» **REQUIREMENT**: Look for "skoleeier" in each line of the entries, and return the matching lines.

Items from a figure collection:
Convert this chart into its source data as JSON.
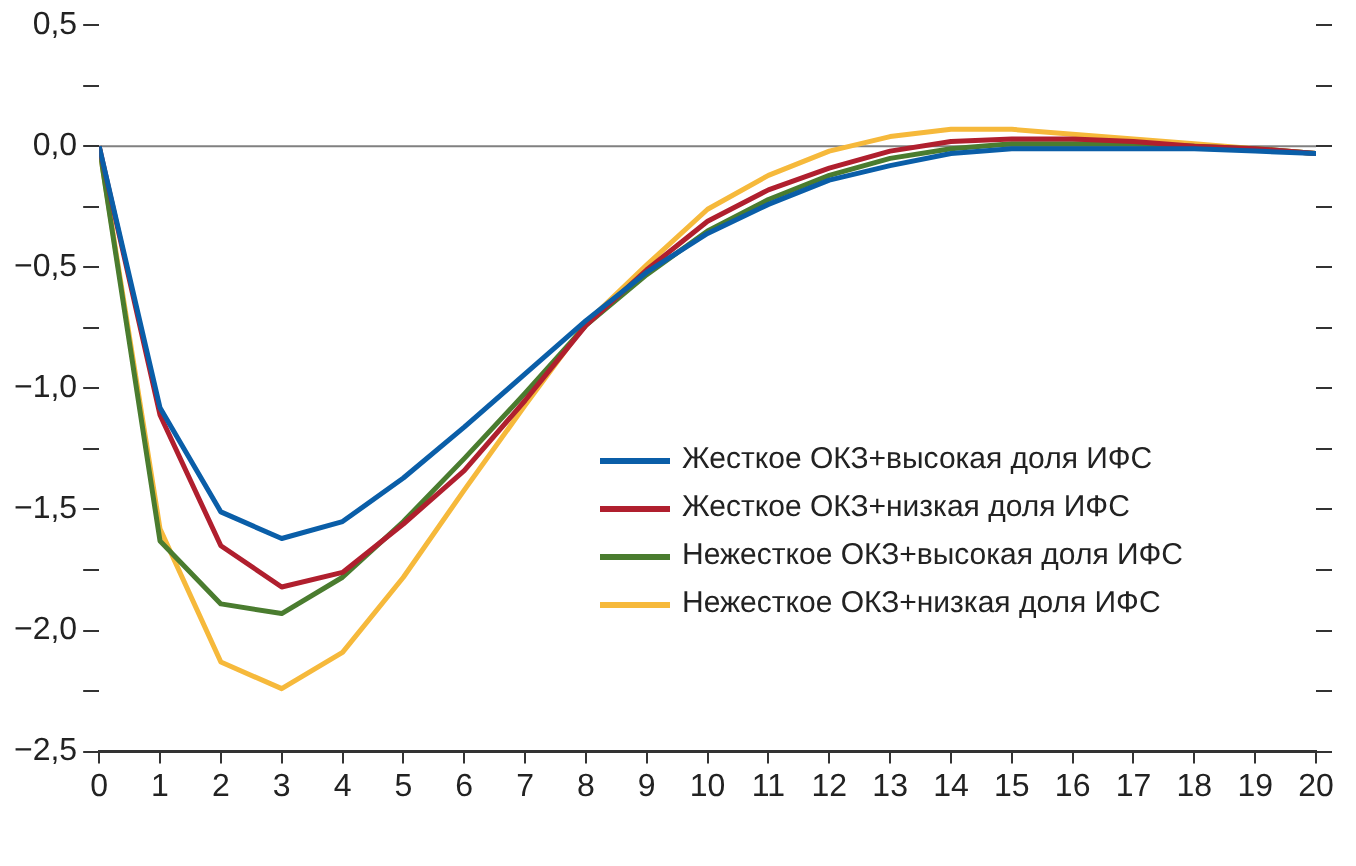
{
  "chart_data": {
    "type": "line",
    "x": [
      0,
      1,
      2,
      3,
      4,
      5,
      6,
      7,
      8,
      9,
      10,
      11,
      12,
      13,
      14,
      15,
      16,
      17,
      18,
      19,
      20
    ],
    "series": [
      {
        "name": "Жесткое ОКЗ+высокая доля ИФС",
        "color": "#0a5ea8",
        "values": [
          0,
          -1.08,
          -1.51,
          -1.62,
          -1.55,
          -1.37,
          -1.16,
          -0.94,
          -0.72,
          -0.52,
          -0.36,
          -0.24,
          -0.14,
          -0.08,
          -0.03,
          -0.01,
          -0.01,
          -0.01,
          -0.01,
          -0.02,
          -0.03
        ]
      },
      {
        "name": "Жесткое ОКЗ+низкая доля ИФС",
        "color": "#b01f2e",
        "values": [
          0,
          -1.11,
          -1.65,
          -1.82,
          -1.76,
          -1.56,
          -1.34,
          -1.05,
          -0.74,
          -0.51,
          -0.31,
          -0.18,
          -0.09,
          -0.02,
          0.02,
          0.03,
          0.03,
          0.02,
          0,
          -0.01,
          -0.03
        ]
      },
      {
        "name": "Нежесткое ОКЗ+высокая доля ИФС",
        "color": "#4a7c2f",
        "values": [
          0,
          -1.63,
          -1.89,
          -1.93,
          -1.78,
          -1.55,
          -1.29,
          -1.02,
          -0.74,
          -0.53,
          -0.35,
          -0.22,
          -0.12,
          -0.05,
          -0.01,
          0.01,
          0.01,
          0.01,
          0,
          -0.01,
          -0.03
        ]
      },
      {
        "name": "Нежесткое ОКЗ+низкая доля ИФС",
        "color": "#f6b93b",
        "values": [
          0,
          -1.58,
          -2.13,
          -2.24,
          -2.09,
          -1.78,
          -1.42,
          -1.07,
          -0.73,
          -0.49,
          -0.26,
          -0.12,
          -0.02,
          0.04,
          0.07,
          0.07,
          0.05,
          0.03,
          0.01,
          -0.01,
          -0.03
        ]
      }
    ],
    "xlim": [
      0,
      20
    ],
    "xticks": [
      0,
      1,
      2,
      3,
      4,
      5,
      6,
      7,
      8,
      9,
      10,
      11,
      12,
      13,
      14,
      15,
      16,
      17,
      18,
      19,
      20
    ],
    "ylim": [
      -2.5,
      0.5
    ],
    "yticks": [
      {
        "value": -2.5,
        "label": "−2,5"
      },
      {
        "value": -2.25,
        "label": null
      },
      {
        "value": -2,
        "label": "−2,0"
      },
      {
        "value": -1.75,
        "label": null
      },
      {
        "value": -1.5,
        "label": "−1,5"
      },
      {
        "value": -1.25,
        "label": null
      },
      {
        "value": -1,
        "label": "−1,0"
      },
      {
        "value": -0.75,
        "label": null
      },
      {
        "value": -0.5,
        "label": "−0,5"
      },
      {
        "value": -0.25,
        "label": null
      },
      {
        "value": 0,
        "label": "0,0"
      },
      {
        "value": 0.25,
        "label": null
      },
      {
        "value": 0.5,
        "label": "0,5"
      }
    ],
    "ref_lines": [
      {
        "axis": "y",
        "value": 0,
        "color": "#808080"
      }
    ],
    "legend": "right",
    "marker": "none",
    "line_style": "solid",
    "grid": false
  }
}
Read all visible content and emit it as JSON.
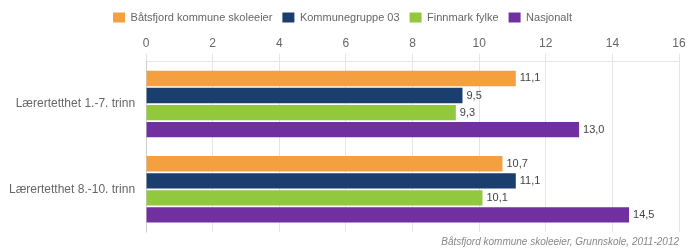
{
  "chart_data": {
    "type": "bar",
    "orientation": "horizontal",
    "subtitle": "Båtsfjord kommune skoleeier, Grunnskole, 2011-2012",
    "categories": [
      "Lærertetthet 1.-7. trinn",
      "Lærertetthet 8.-10. trinn"
    ],
    "series": [
      {
        "name": "Båtsfjord kommune skoleeier",
        "color": "#f4a040",
        "values": [
          11.1,
          10.7
        ],
        "value_labels": [
          "11,1",
          "10,7"
        ]
      },
      {
        "name": "Kommunegruppe 03",
        "color": "#1a3f6f",
        "values": [
          9.5,
          11.1
        ],
        "value_labels": [
          "9,5",
          "11,1"
        ]
      },
      {
        "name": "Finnmark fylke",
        "color": "#92c83e",
        "values": [
          9.3,
          10.1
        ],
        "value_labels": [
          "9,3",
          "10,1"
        ]
      },
      {
        "name": "Nasjonalt",
        "color": "#7030a0",
        "values": [
          13.0,
          14.5
        ],
        "value_labels": [
          "13,0",
          "14,5"
        ]
      }
    ],
    "xlim": [
      0,
      16
    ],
    "xticks": [
      0,
      2,
      4,
      6,
      8,
      10,
      12,
      14,
      16
    ],
    "grid": true,
    "legend": "top",
    "data_labels": true
  }
}
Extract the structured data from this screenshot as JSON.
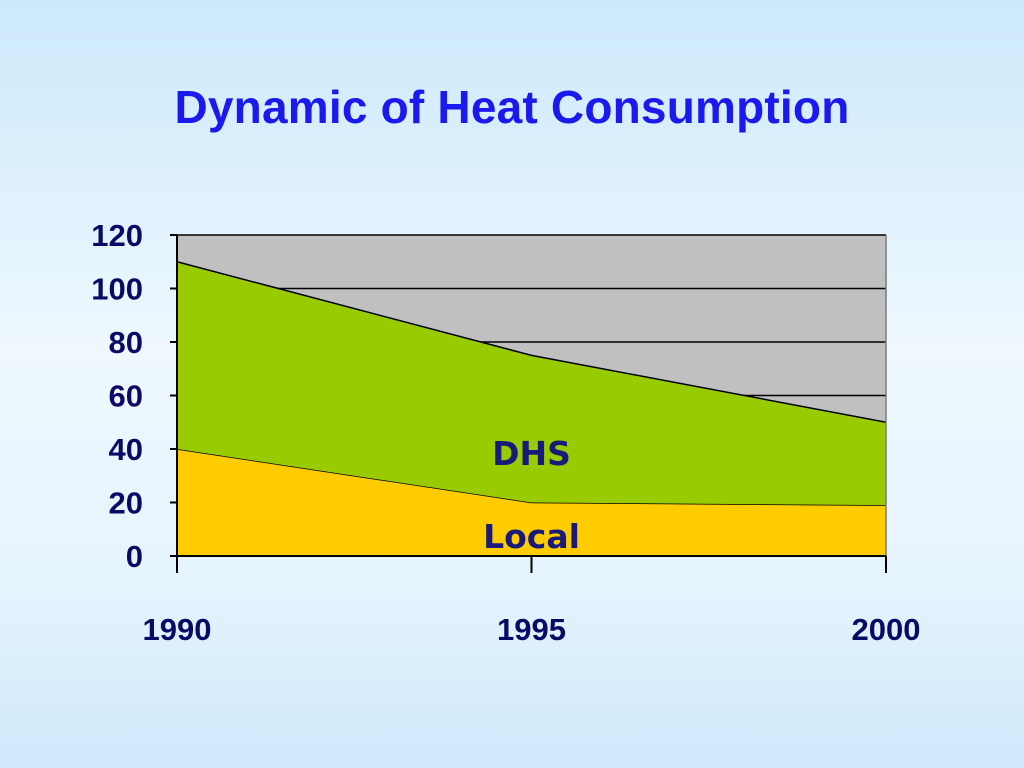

» **ANSWER**:
    "subtitle": "Båtsfjord kommune skoleeier, Grunnskole, 2011-2012",
        "name": "Båtsfjord kommune skoleeier",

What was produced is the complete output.